"Warped Plywood", or "How to Build an Instrument Service Pad From Scrap", Part 2

Here's the 2nd half of our "how to make an instrument work pad from warped plywood" article. Candidly, we think it's a little boring, but we also think the information that's provided in the article, should you retain it(!) will help with your possible future musical performance endeavors. Dealing with warped/bowed plywood is likely going to be something you may have to deal with more than you thought you might... It's happened to us!

Here's the first article if you're coming into this halfway...

So where we left off was looking at a single piece of bowed plywood. Clearly when dealing with a single piece of bowed plywood, you'd set the arc of the bow away from the ground and put heavy weights on it. That's exactly what we did with the plywood that was cut for replacing the particleboard that was originally on the shelves. As you probably already know, the glue holding the "sawdust" of the particleboard together is extremely cheap. Once particleboard gets wet the glue practically dissolves and causes the particleboard to "pillow" out. As a result, that piece of particleboard that gets wet loses most of its structural integrity.

So we were unfortunate enough to have plywood with a bow, but were fortunate enough to have plywood pieces which had roughly opposite bows. And here's what we did with them. We placed the board pieces such that the arcs of the bows faced opposite to each other.

We then covered the faces of the bowed boards with some of our older leftover Titebond wood glue (less than $3.00 per bottle). We then used some clamps and some yet-to-be installed iron transformers (for weight) to smash the glued faces together - like so:

Titebond, when it dries, makes a bond that is actually stronger than the wood being glued up. Here you can see we have just a little bit of glue peaking out of the glued seam - this is the indication of a well-glued seam. Woodworkers then usually take a razor or chisel to the drops after the extruded glue has hardened. If so much glue is used that the extruded glue actually drips down the piece, a wet rag is employed for cleanup BEFORE the glue cures.
==*==
Problem: Which three items does the plywood article name for dealing with glue that squeezes out of the seam?

Information provided:
==*==
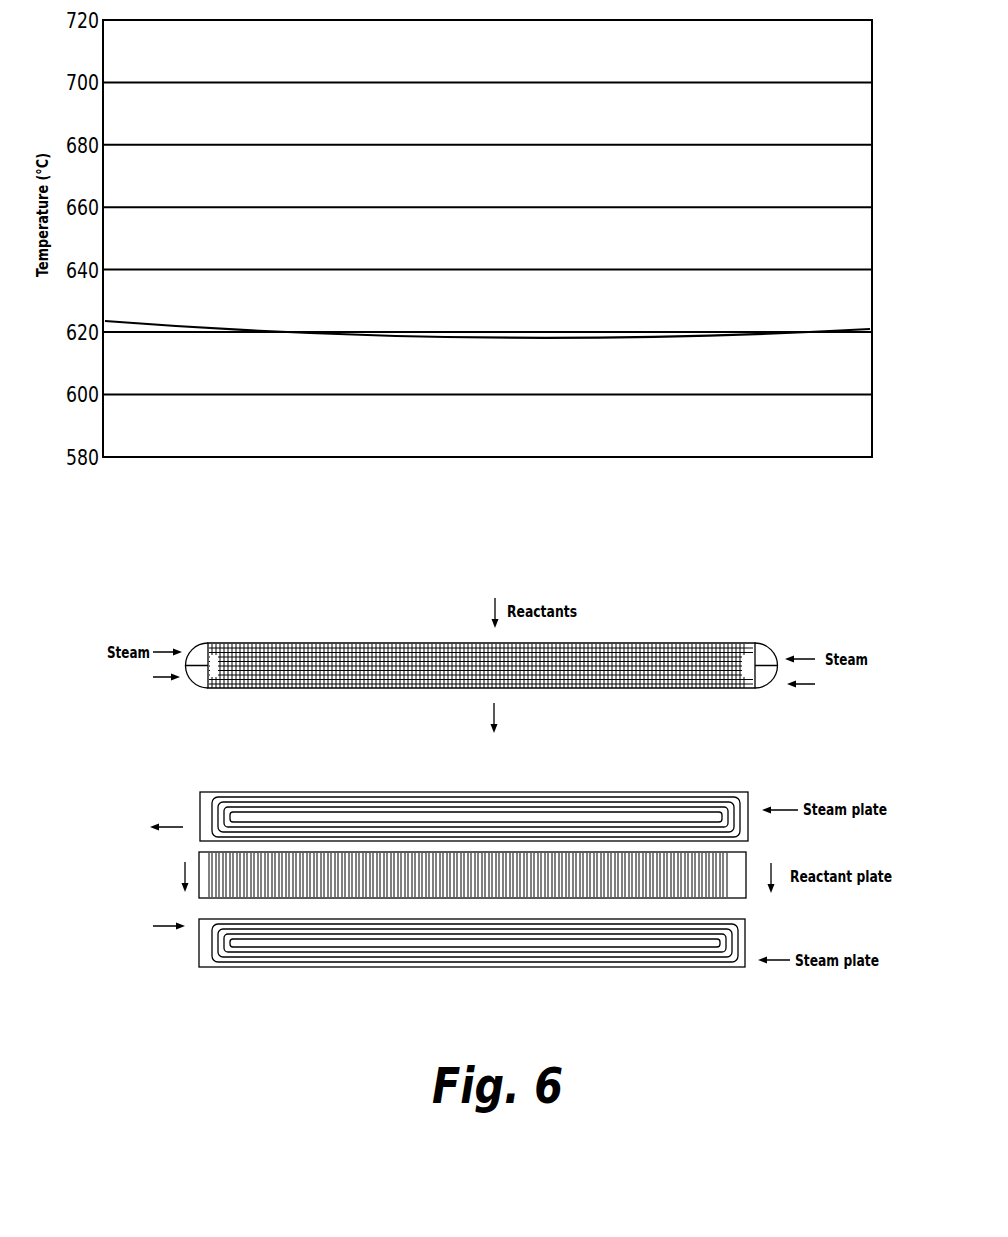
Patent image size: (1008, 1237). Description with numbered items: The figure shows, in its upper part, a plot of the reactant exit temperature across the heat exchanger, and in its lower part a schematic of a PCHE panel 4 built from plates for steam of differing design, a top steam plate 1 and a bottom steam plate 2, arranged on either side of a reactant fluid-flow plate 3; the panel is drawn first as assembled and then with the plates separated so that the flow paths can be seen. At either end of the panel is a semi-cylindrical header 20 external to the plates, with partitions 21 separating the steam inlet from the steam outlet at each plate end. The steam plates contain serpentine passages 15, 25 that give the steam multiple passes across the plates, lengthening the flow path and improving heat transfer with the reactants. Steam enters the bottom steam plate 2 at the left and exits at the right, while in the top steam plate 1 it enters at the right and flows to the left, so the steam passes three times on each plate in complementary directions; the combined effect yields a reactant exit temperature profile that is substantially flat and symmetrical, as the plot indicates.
==*==
Reply: A razor, a chisel, and a wet rag.